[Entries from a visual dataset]
* * * *

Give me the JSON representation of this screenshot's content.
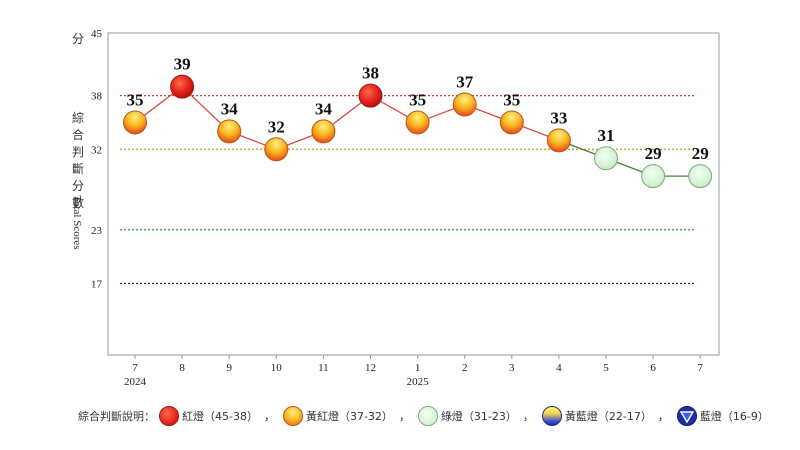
{
  "chart_data": {
    "type": "line",
    "categories": [
      "7",
      "8",
      "9",
      "10",
      "11",
      "12",
      "1",
      "2",
      "3",
      "4",
      "5",
      "6",
      "7"
    ],
    "year_labels": [
      {
        "index": 0,
        "label": "2024"
      },
      {
        "index": 6,
        "label": "2025"
      }
    ],
    "values": [
      35,
      39,
      34,
      32,
      34,
      38,
      35,
      37,
      35,
      33,
      31,
      29,
      29
    ],
    "signals": [
      "yellow-red",
      "red",
      "yellow-red",
      "yellow-red",
      "yellow-red",
      "red",
      "yellow-red",
      "yellow-red",
      "yellow-red",
      "yellow-red",
      "green",
      "green",
      "green"
    ],
    "ylim": [
      9,
      45
    ],
    "yticks": [
      17,
      23,
      32,
      38,
      45
    ],
    "ylabel_unit": "分",
    "ylabel_cjk": "綜合判斷分數",
    "ylabel_en": "Total Scores",
    "threshold_lines": [
      {
        "value": 38,
        "color": "#d43a3a"
      },
      {
        "value": 32,
        "color": "#c9901a"
      },
      {
        "value": 23,
        "color": "#2a9a2a"
      },
      {
        "value": 17,
        "color": "#2a2a8a"
      }
    ],
    "line_colors": {
      "red_zone": "#d94a4a",
      "green_zone": "#4a7a3a"
    }
  },
  "legend": {
    "title": "綜合判斷說明：",
    "separator": "，",
    "items": [
      {
        "label": "紅燈（45-38）",
        "icon": "red-light-icon"
      },
      {
        "label": "黃紅燈（37-32）",
        "icon": "yellow-red-light-icon"
      },
      {
        "label": "綠燈（31-23）",
        "icon": "green-light-icon"
      },
      {
        "label": "黃藍燈（22-17）",
        "icon": "yellow-blue-light-icon"
      },
      {
        "label": "藍燈（16-9）",
        "icon": "blue-light-icon"
      }
    ]
  }
}
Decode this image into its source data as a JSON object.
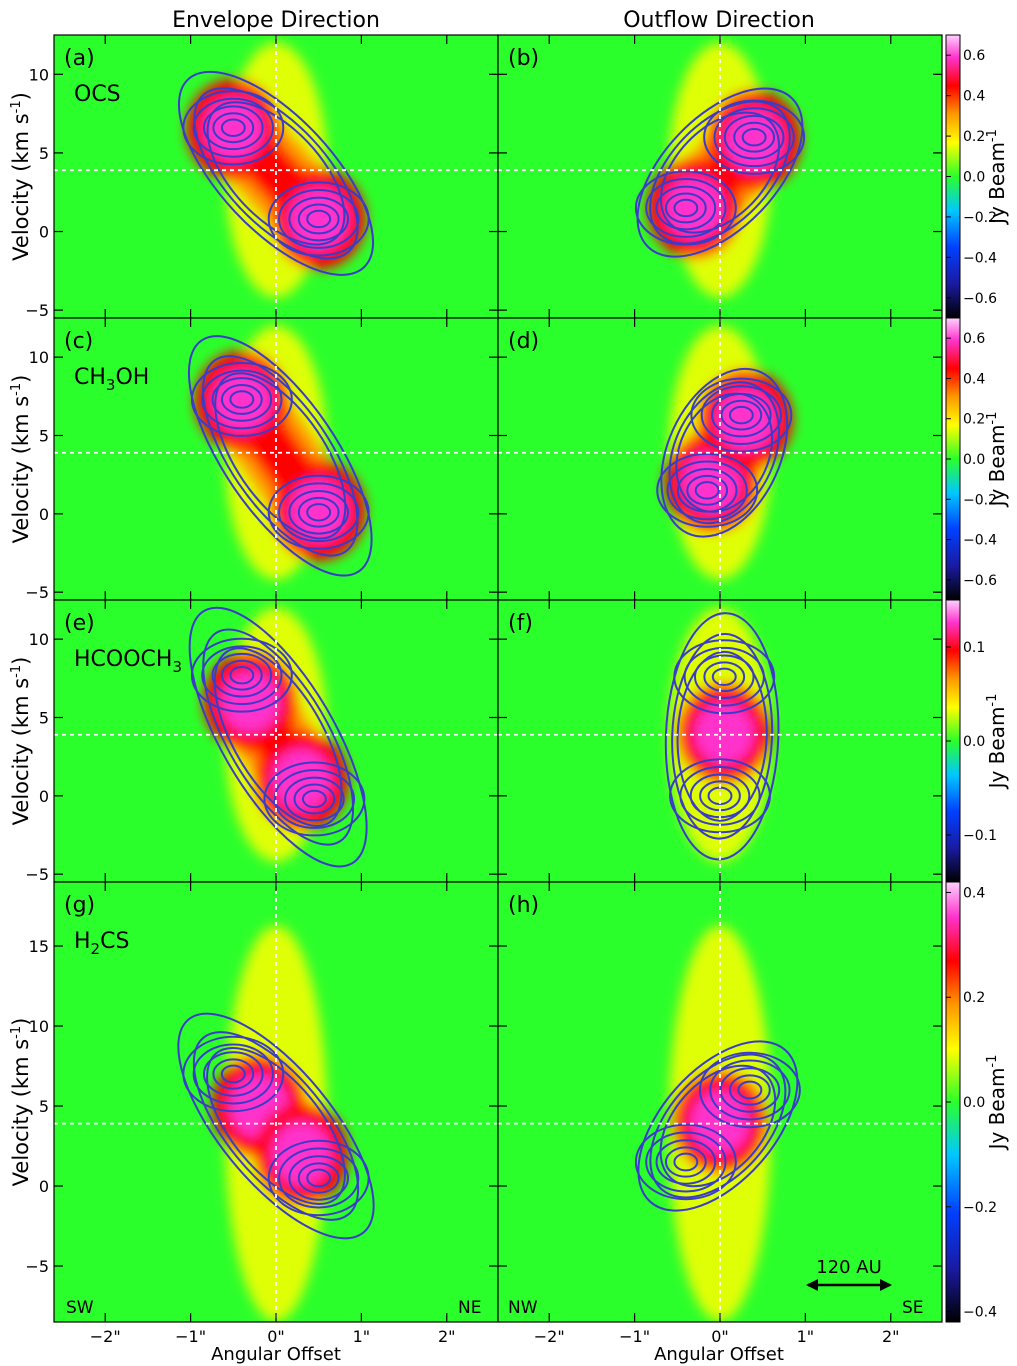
{
  "figure": {
    "column_titles": [
      "Envelope Direction",
      "Outflow Direction"
    ],
    "xlabel": "Angular Offset",
    "ylabel": "Velocity (km s",
    "ylabel_sup": "-1",
    "ylabel_close": ")",
    "colorbar_label": "Jy Beam",
    "colorbar_label_sup": "-1",
    "scale_bar_label": "120 AU",
    "corner_labels": {
      "left_bottom_left": "SW",
      "left_bottom_right": "NE",
      "right_bottom_left": "NW",
      "right_bottom_right": "SE"
    }
  },
  "colors": {
    "background": "#2bff2b",
    "contour": "#3a3cc8",
    "ref_line": "#ffffff",
    "colormap": [
      "#000000",
      "#1a1aa0",
      "#0040ff",
      "#00c8ff",
      "#2bff2b",
      "#ffff00",
      "#ff9900",
      "#ff0000",
      "#ff33cc",
      "#ffd0ff"
    ]
  },
  "chart_data": [
    {
      "type": "heatmap",
      "panel": "(a)",
      "molecule": "OCS",
      "xlim": [
        -2.6,
        2.6
      ],
      "ylim": [
        -5.5,
        12.5
      ],
      "xticks": [
        "-2\"",
        "-1\"",
        "0\"",
        "1\"",
        "2\""
      ],
      "yticks": [
        -5,
        0,
        5,
        10
      ],
      "colorbar_ticks": [
        -0.6,
        -0.4,
        -0.2,
        0.0,
        0.2,
        0.4,
        0.6
      ],
      "colorbar_range": [
        -0.7,
        0.7
      ],
      "systemic_velocity": 3.9,
      "emission_peaks": [
        {
          "x": -0.5,
          "y": 6.5
        },
        {
          "x": 0.5,
          "y": 0.8
        }
      ],
      "contour_peaks": [
        {
          "x": -0.5,
          "y": 6.6
        },
        {
          "x": 0.5,
          "y": 0.8
        }
      ]
    },
    {
      "type": "heatmap",
      "panel": "(b)",
      "molecule": "",
      "xlim": [
        -2.6,
        2.6
      ],
      "ylim": [
        -5.5,
        12.5
      ],
      "xticks": [
        "-2\"",
        "-1\"",
        "0\"",
        "1\"",
        "2\""
      ],
      "yticks": [
        -5,
        0,
        5,
        10
      ],
      "colorbar_ticks": [
        -0.6,
        -0.4,
        -0.2,
        0.0,
        0.2,
        0.4,
        0.6
      ],
      "colorbar_range": [
        -0.7,
        0.7
      ],
      "systemic_velocity": 3.9,
      "emission_peaks": [
        {
          "x": -0.3,
          "y": 1.5
        },
        {
          "x": 0.4,
          "y": 5.8
        }
      ],
      "contour_peaks": [
        {
          "x": -0.4,
          "y": 1.5
        },
        {
          "x": 0.4,
          "y": 6.0
        }
      ]
    },
    {
      "type": "heatmap",
      "panel": "(c)",
      "molecule": "CH3OH",
      "xlim": [
        -2.6,
        2.6
      ],
      "ylim": [
        -5.5,
        12.5
      ],
      "xticks": [
        "-2\"",
        "-1\"",
        "0\"",
        "1\"",
        "2\""
      ],
      "yticks": [
        -5,
        0,
        5,
        10
      ],
      "colorbar_ticks": [
        -0.6,
        -0.4,
        -0.2,
        0.0,
        0.2,
        0.4,
        0.6
      ],
      "colorbar_range": [
        -0.7,
        0.7
      ],
      "systemic_velocity": 3.9,
      "emission_peaks": [
        {
          "x": -0.4,
          "y": 7.2
        },
        {
          "x": 0.5,
          "y": 0.2
        }
      ],
      "contour_peaks": [
        {
          "x": -0.4,
          "y": 7.3
        },
        {
          "x": 0.5,
          "y": 0.1
        }
      ]
    },
    {
      "type": "heatmap",
      "panel": "(d)",
      "molecule": "",
      "xlim": [
        -2.6,
        2.6
      ],
      "ylim": [
        -5.5,
        12.5
      ],
      "xticks": [
        "-2\"",
        "-1\"",
        "0\"",
        "1\"",
        "2\""
      ],
      "yticks": [
        -5,
        0,
        5,
        10
      ],
      "colorbar_ticks": [
        -0.6,
        -0.4,
        -0.2,
        0.0,
        0.2,
        0.4,
        0.6
      ],
      "colorbar_range": [
        -0.7,
        0.7
      ],
      "systemic_velocity": 3.9,
      "emission_peaks": [
        {
          "x": -0.1,
          "y": 2.0
        },
        {
          "x": 0.3,
          "y": 6.0
        }
      ],
      "contour_peaks": [
        {
          "x": -0.15,
          "y": 1.5
        },
        {
          "x": 0.25,
          "y": 6.3
        }
      ]
    },
    {
      "type": "heatmap",
      "panel": "(e)",
      "molecule": "HCOOCH3",
      "xlim": [
        -2.6,
        2.6
      ],
      "ylim": [
        -5.5,
        12.5
      ],
      "xticks": [
        "-2\"",
        "-1\"",
        "0\"",
        "1\"",
        "2\""
      ],
      "yticks": [
        -5,
        0,
        5,
        10
      ],
      "colorbar_ticks": [
        -0.1,
        0.0,
        0.1
      ],
      "colorbar_range": [
        -0.15,
        0.15
      ],
      "systemic_velocity": 3.9,
      "emission_peaks": [
        {
          "x": -0.3,
          "y": 6.0
        },
        {
          "x": 0.3,
          "y": 1.0
        }
      ],
      "contour_peaks": [
        {
          "x": -0.4,
          "y": 7.7
        },
        {
          "x": 0.45,
          "y": -0.2
        }
      ]
    },
    {
      "type": "heatmap",
      "panel": "(f)",
      "molecule": "",
      "xlim": [
        -2.6,
        2.6
      ],
      "ylim": [
        -5.5,
        12.5
      ],
      "xticks": [
        "-2\"",
        "-1\"",
        "0\"",
        "1\"",
        "2\""
      ],
      "yticks": [
        -5,
        0,
        5,
        10
      ],
      "colorbar_ticks": [
        -0.1,
        0.0,
        0.1
      ],
      "colorbar_range": [
        -0.15,
        0.15
      ],
      "systemic_velocity": 3.9,
      "emission_peaks": [
        {
          "x": 0.05,
          "y": 4.0
        }
      ],
      "contour_peaks": [
        {
          "x": 0.05,
          "y": 7.6
        },
        {
          "x": 0.0,
          "y": 0.0
        }
      ]
    },
    {
      "type": "heatmap",
      "panel": "(g)",
      "molecule": "H2CS",
      "xlim": [
        -2.6,
        2.6
      ],
      "ylim": [
        -8.5,
        19.0
      ],
      "xticks": [
        "-2\"",
        "-1\"",
        "0\"",
        "1\"",
        "2\""
      ],
      "yticks": [
        -5,
        0,
        5,
        10,
        15
      ],
      "colorbar_ticks": [
        -0.4,
        -0.2,
        0.0,
        0.2,
        0.4
      ],
      "colorbar_range": [
        -0.42,
        0.42
      ],
      "systemic_velocity": 3.9,
      "emission_peaks": [
        {
          "x": -0.2,
          "y": 5.0
        },
        {
          "x": 0.3,
          "y": 2.0
        }
      ],
      "contour_peaks": [
        {
          "x": -0.5,
          "y": 7.0
        },
        {
          "x": 0.5,
          "y": 0.5
        }
      ]
    },
    {
      "type": "heatmap",
      "panel": "(h)",
      "molecule": "",
      "xlim": [
        -2.6,
        2.6
      ],
      "ylim": [
        -8.5,
        19.0
      ],
      "xticks": [
        "-2\"",
        "-1\"",
        "0\"",
        "1\"",
        "2\""
      ],
      "yticks": [
        -5,
        0,
        5,
        10,
        15
      ],
      "colorbar_ticks": [
        -0.4,
        -0.2,
        0.0,
        0.2,
        0.4
      ],
      "colorbar_range": [
        -0.42,
        0.42
      ],
      "systemic_velocity": 3.9,
      "emission_peaks": [
        {
          "x": 0.0,
          "y": 4.0
        }
      ],
      "contour_peaks": [
        {
          "x": -0.4,
          "y": 1.5
        },
        {
          "x": 0.35,
          "y": 6.0
        }
      ]
    }
  ]
}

* * * *

> [DIRECTIONS FOR THIS TASK] Show every line from the entries above in which "panel" appears.

> [ANSWER TO THIS TASK]
      "panel": "(a)",
      "panel": "(b)",
      "panel": "(c)",
      "panel": "(d)",
      "panel": "(e)",
      "panel": "(f)",
      "panel": "(g)",
      "panel": "(h)",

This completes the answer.